* **Goal**:
Show all lines holding the string "fees".
## BEGIN Records for the task
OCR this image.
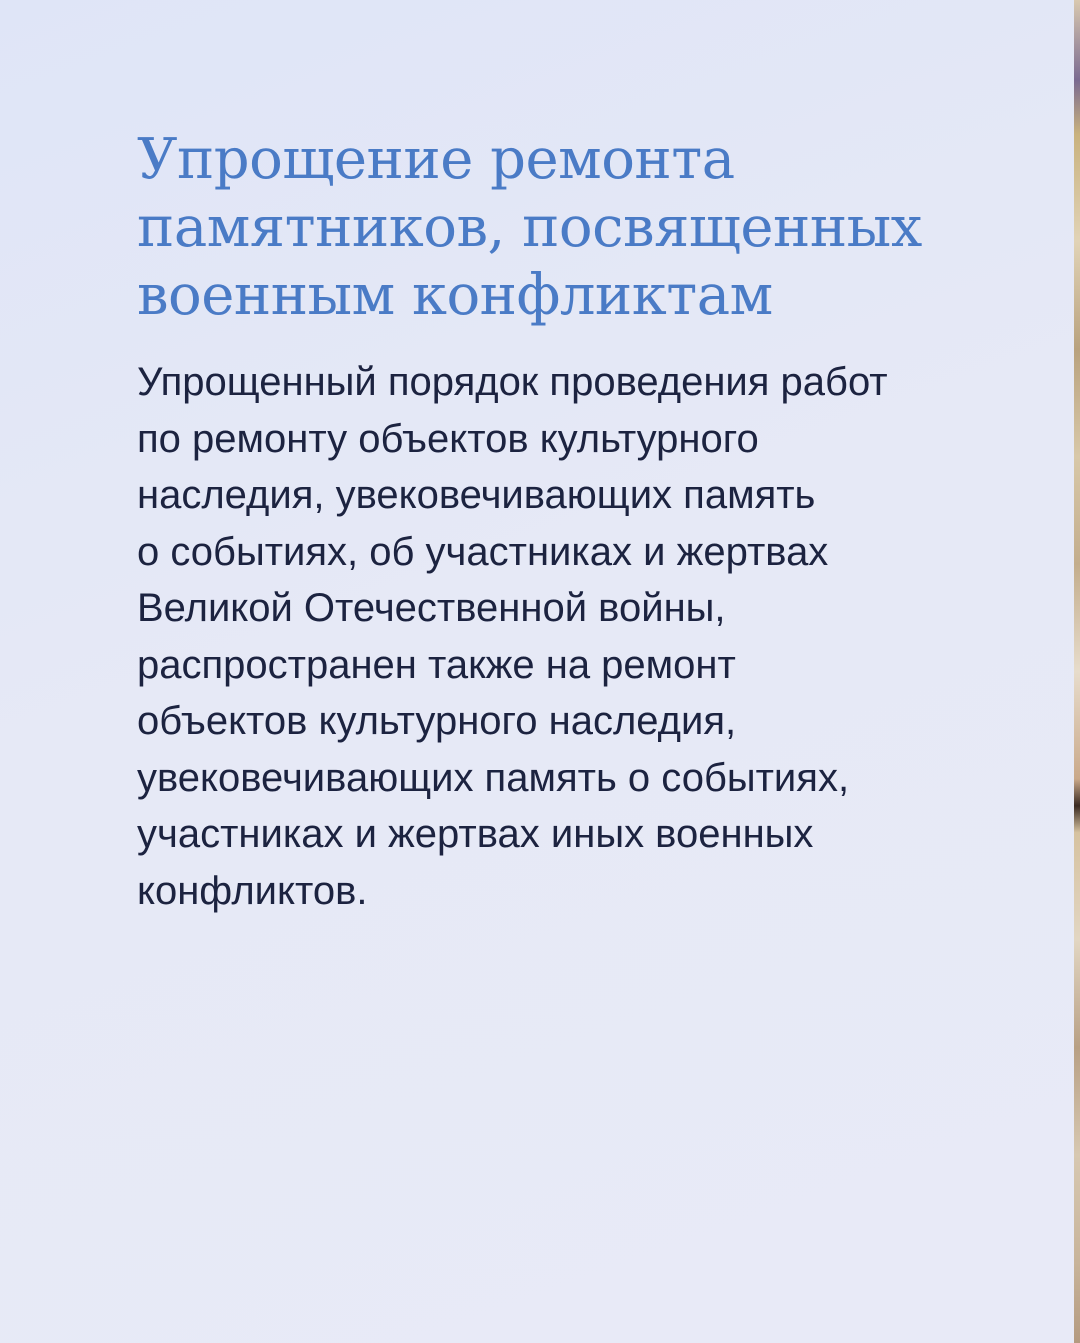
Упрощение ремонта
памятников, посвященных
военным конфликтам

Упрощенный порядок проведения работ
по ремонту объектов культурного
наследия, увековечивающих память
о событиях, об участниках и жертвах
Великой Отечественной войны,
распространен также на ремонт
объектов культурного наследия,
увековечивающих память о событиях,
участниках и жертвах иных военных
конфликтов.
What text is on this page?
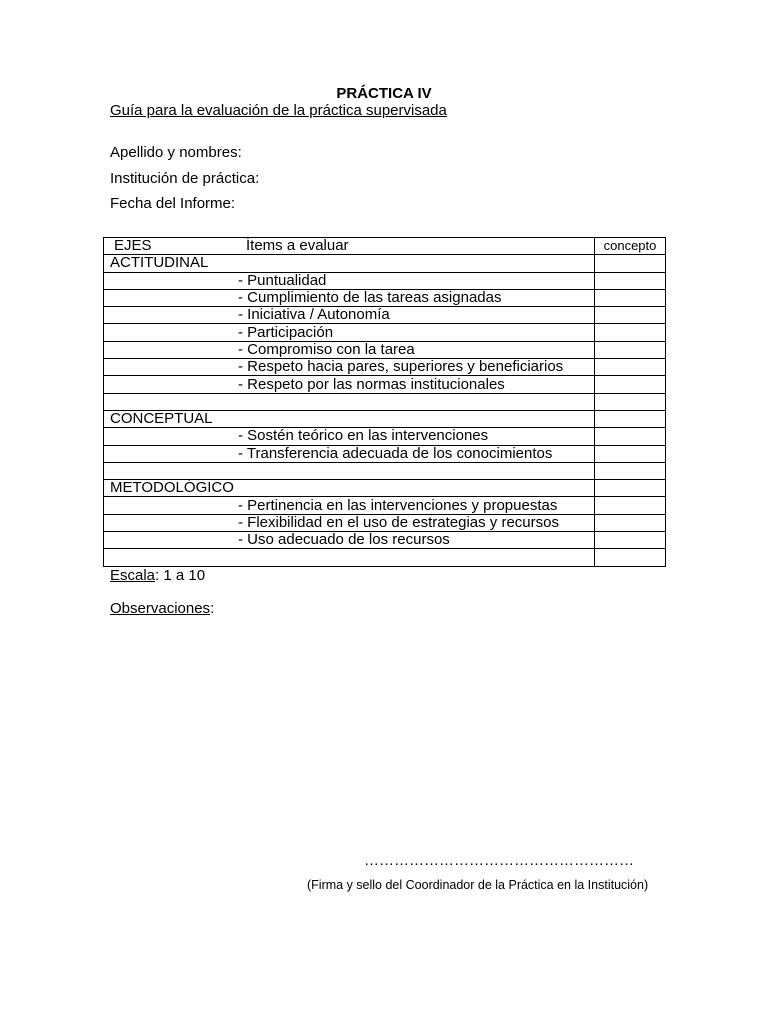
PRÁCTICA IV
Guía para la evaluación de la práctica supervisada
Apellido y nombres:
Institución de práctica:
Fecha del Informe:
EJES Ítems a evaluar	concepto
ACTITUDINAL	
- Puntualidad	
- Cumplimiento de las tareas asignadas	
- Iniciativa / Autonomía	
- Participación	
- Compromiso con la tarea	
- Respeto hacia pares, superiores y beneficiarios	
- Respeto por las normas institucionales	

CONCEPTUAL	
- Sostén teórico en las intervenciones	
- Transferencia adecuada de los conocimientos	

METODOLÓGICO	
- Pertinencia en las intervenciones y propuestas	
- Flexibilidad en el uso de estrategias y recursos	
- Uso adecuado de los recursos	

Escala: 1 a 10
Observaciones:
………………………………………………
(Firma y sello del Coordinador de la Práctica en la Institución)
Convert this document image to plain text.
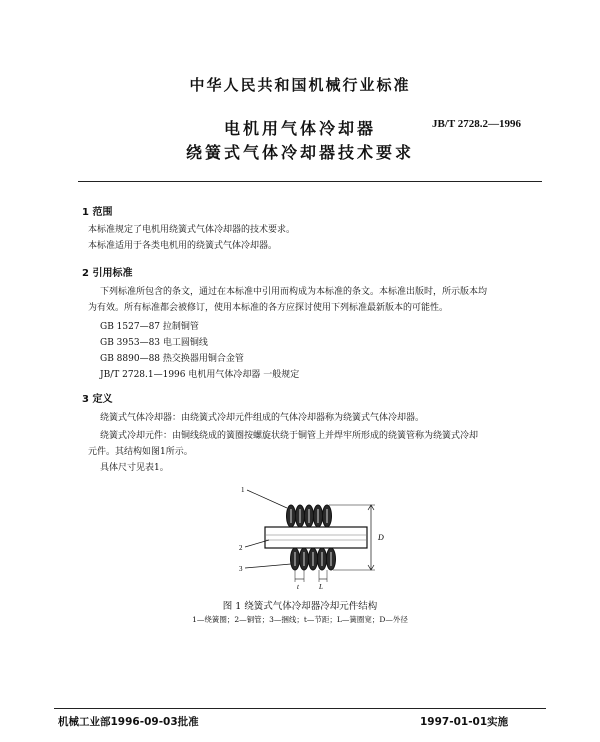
中华人民共和国机械行业标准
电机用气体冷却器
绕簧式气体冷却器技术要求
JB/T 2728.2—1996
1 范围
本标准规定了电机用绕簧式气体冷却器的技术要求。
本标准适用于各类电机用的绕簧式气体冷却器。
2 引用标准
下列标准所包含的条文，通过在本标准中引用而构成为本标准的条文。本标准出版时，所示版本均
为有效。所有标准都会被修订，使用本标准的各方应探讨使用下列标准最新版本的可能性。
GB 1527—87 拉制铜管
GB 3953—83 电工圆铜线
GB 8890—88 热交换器用铜合金管
JB/T 2728.1—1996 电机用气体冷却器 一般规定
3 定义
绕簧式气体冷却器：由绕簧式冷却元件组成的气体冷却器称为绕簧式气体冷却器。
绕簧式冷却元件：由铜线绕成的簧圈按螺旋状绕于铜管上并焊牢所形成的绕簧管称为绕簧式冷却
元件。其结构如图1所示。
具体尺寸见表1。
1
2
3
D
t	L
图 1 绕簧式气体冷却器冷却元件结构
1—绕簧圈；2—铜管；3—捆线；t—节距；L—簧圈宽；D—外径
机械工业部1996-09-03批准	1997-01-01实施
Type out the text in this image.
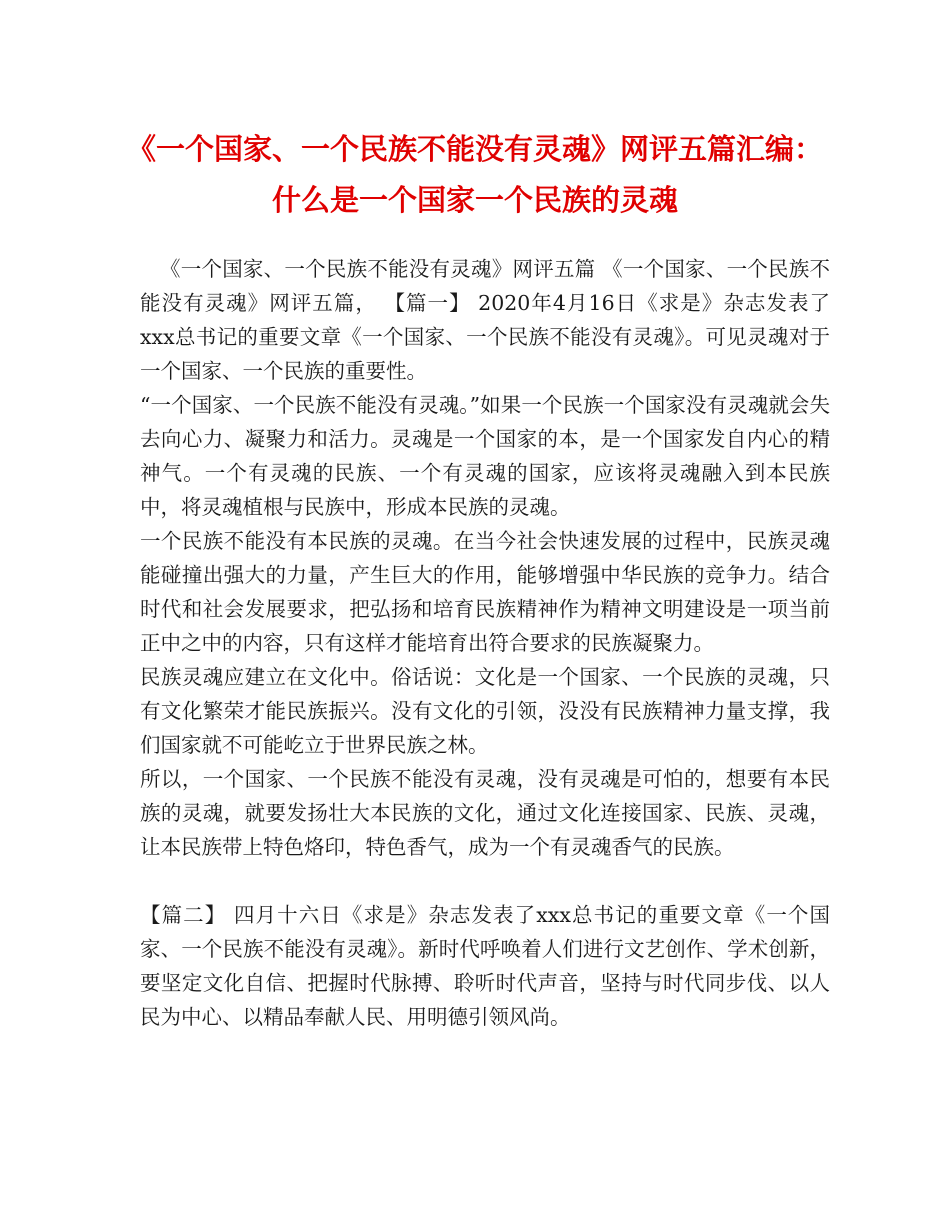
《一个国家、一个民族不能没有灵魂》网评五篇汇编：
什么是一个国家一个民族的灵魂

《一个国家、一个民族不能没有灵魂》网评五篇 《一个国家、一个民族不能没有灵魂》网评五篇， 【篇一】 2020年4月16日《求是》杂志发表了xxx总书记的重要文章《一个国家、一个民族不能没有灵魂》。可见灵魂对于一个国家、一个民族的重要性。

“一个国家、一个民族不能没有灵魂。”如果一个民族一个国家没有灵魂就会失去向心力、凝聚力和活力。灵魂是一个国家的本，是一个国家发自内心的精神气。一个有灵魂的民族、一个有灵魂的国家，应该将灵魂融入到本民族中，将灵魂植根与民族中，形成本民族的灵魂。

一个民族不能没有本民族的灵魂。在当今社会快速发展的过程中，民族灵魂能碰撞出强大的力量，产生巨大的作用，能够增强中华民族的竞争力。结合时代和社会发展要求，把弘扬和培育民族精神作为精神文明建设是一项当前正中之中的内容，只有这样才能培育出符合要求的民族凝聚力。

民族灵魂应建立在文化中。俗话说：文化是一个国家、一个民族的灵魂，只有文化繁荣才能民族振兴。没有文化的引领，没没有民族精神力量支撑，我们国家就不可能屹立于世界民族之林。

所以，一个国家、一个民族不能没有灵魂，没有灵魂是可怕的，想要有本民族的灵魂，就要发扬壮大本民族的文化，通过文化连接国家、民族、灵魂，让本民族带上特色烙印，特色香气，成为一个有灵魂香气的民族。

【篇二】 四月十六日《求是》杂志发表了xxx总书记的重要文章《一个国家、一个民族不能没有灵魂》。新时代呼唤着人们进行文艺创作、学术创新，要坚定文化自信、把握时代脉搏、聆听时代声音，坚持与时代同步伐、以人民为中心、以精品奉献人民、用明德引领风尚。
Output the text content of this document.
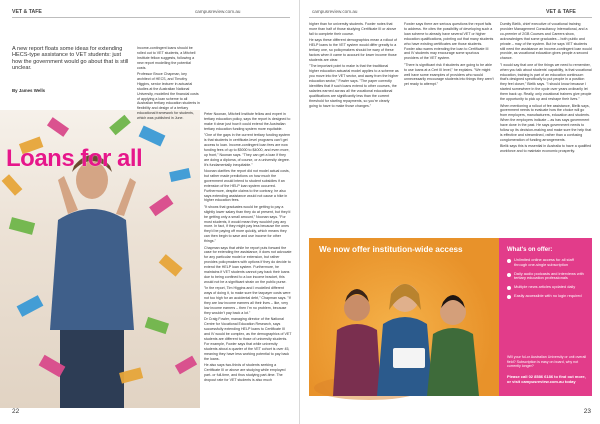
VET & TAFE	campusreview.com.au
A new report floats some ideas for extending HECS-type assistance to VET students: just how the government would go about that is still unclear.
By James Wells
Loans for all

Income-contingent loans should be rolled out to VET students, a Mitchell Institute fellow suggests, following a new report modelling the potential costs.

Professor Bruce Chapman, key architect of HECS, and Timothy Higgins, senior lecturer in actuarial studies at the Australian National University, modelled the financial costs of applying a loan scheme to all Australian tertiary education students in flexibility and design of a tertiary educational framework for students, which was published in June.

Peter Noonan, Mitchell Institute fellow and expert in tertiary education policy, says the report is designed to make it clear just how it could extend the Australian tertiary education funding system more equitable.

"One of the gaps in the current tertiary funding system is that students in certificate-level programs can't get access to loan. Income-contingent loan fees are now funding fees of up to $5000 to $4000, and even more, up front," Noonan says. "They can get a loan if they are doing a diploma, of course, or a university degree. It's fundamentally inequitable."

Noonan clarifies the report did not model actual costs, but rather made predictions on how much the government would intend to student subsidies if an extension of the HELP loan system occurred. Furthermore, despite claims to the contrary, he also says extending assistance would not cause a hike in higher education fees.

"It shows that graduates would be getting to pay a slightly lower salary than they do at present, but they'd be getting only a small amount," Noonan says. "For most students, it would mean they wouldn't pay any more. In fact, if they might pay less because the ones they'd be paying off more quickly, which means they can then begin to save and use income for other things."

Chapman says that while he report puts forward the case for extending fee assistance, it does not advocate for any particular model or extension, but rather provides policymakers with options if they do decide to extend the HELP loan system. Furthermore, he maintains if VET students cannot pay back their loans due to being confined to a low income bracket, this would not be a significant strain on the public purse.

"In the report, Tim Higgins and I modelled different ways of doing it, to make sure the taxpayer costs were not too high for an accidental debt," Chapman says. "If they are low income earners all their lives – like, very low income earners – then I'm no problem, because they wouldn't pay back a lot."

Dr Craig Fowler, managing director of the National Centre for Vocational Education Research, says successfully extending HELP loans to Certificate III and IV would be complex, as the demographics of VET students are different to those of university students. For example, Fowler says that while university students about a quarter of the VET cohort is over 45, meaning they have less working potential to pay back the loans.

He also says two-thirds of students seeking a Certificate III or above are studying while employed part- or full-time, and thus studying part-time. The dropout rate for VET students is also much

22
campusreview.com.au	VET & TAFE

higher than for university students. Fowler notes that more than half of those studying Certificate III or above fail to complete their course.

He says these different demographics mean a rollout of HELP loans to the VET system would differ greatly to a tertiary one, so policymakers should be wary of these factors when it came to account for lower income those students are clear.

"The important point to make is that the traditional higher education actuarial model applies to a scheme as you move into the VET sector, and away from the higher education sector," Fowler says. "The paper correctly identifies that if such loans extend to other courses, the salaries earned across all the vocational educational qualifications are significantly less than the current threshold for starting repayments, so you're clearly going to have to make those changes."

Fowler says there are serious questions the report fails to address. He cites the possibility of developing such a loan scheme to already have several VET or higher education qualifications, pointing out that many students who have existing certificates are those students. Fowler also warns extending the loan to Certificate III and IV students may encourage some spurious providers of the VET system.

"There is significant risk if students are going to be able to use loans at a Cert III level," he explains. "We might well have some examples of providers who would unnecessarily encourage students into things they aren't yet ready to attempt."

Dumity Bielik, chief executive of vocational training provider Management Consultancy International, and a co-premier of 2GB Courses and Careers show, acknowledges that some graduates – both public and private – may of the system. But he says VET students still need the assistance an income-contingent loan would provide, as vocational education gives people a second chance.

"I would say that one of the things we need to remember, when you talk about students' capability, is that vocational education, training is part of an education continuum that's designed specifically to put people in a position they feel closer," Bielik says. "I should know because I started somewhere in the cycle over years ordinarily let them back up. Really, only vocational trainers give people the opportunity to pick up and reshape their lives."

When mentioning a rollout of fee assistance, Bielik says, government needs to evaluate how the choice will go from employers, manufacturers, education and students. When the employers indicate – as has says government have done in the past. He says government needs to follow up its decision-making and make sure the help that is effective and streamlined, rather than a confusing conglomeration of funding arrangements.

Bielik says this is essential in Australia to have a qualified workforce and to maintain economic prosperity.

23
We now offer institution-wide access	What's on offer:
Unlimited online access for all staff through one-single subscription
Daily audio podcasts and interviews with tertiary education professionals
Multiple news articles updated daily
Easily accessible with no login required
Will your ful-or Australian University or unit overall field? Subscription is easy on board, why not currently longer?
Please call 02 8586 6186 to find out more, or visit campusreview.com.au today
## END Records for the task
* **Task response**:
"One of the gaps in the current tertiary funding system is that students in certificate-level programs can't get access to loan. Income-contingent loan fees are now funding fees of up to $5000 to $4000, and even more, up front," Noonan says. "They can get a loan if they are doing a diploma, of course, or a university degree. It's fundamentally inequitable."
Noonan clarifies the report did not model actual costs, but rather made predictions on how much the government would intend to student subsidies if an extension of the HELP loan system occurred. Furthermore, despite claims to the contrary, he also says extending assistance would not cause a hike in higher education fees.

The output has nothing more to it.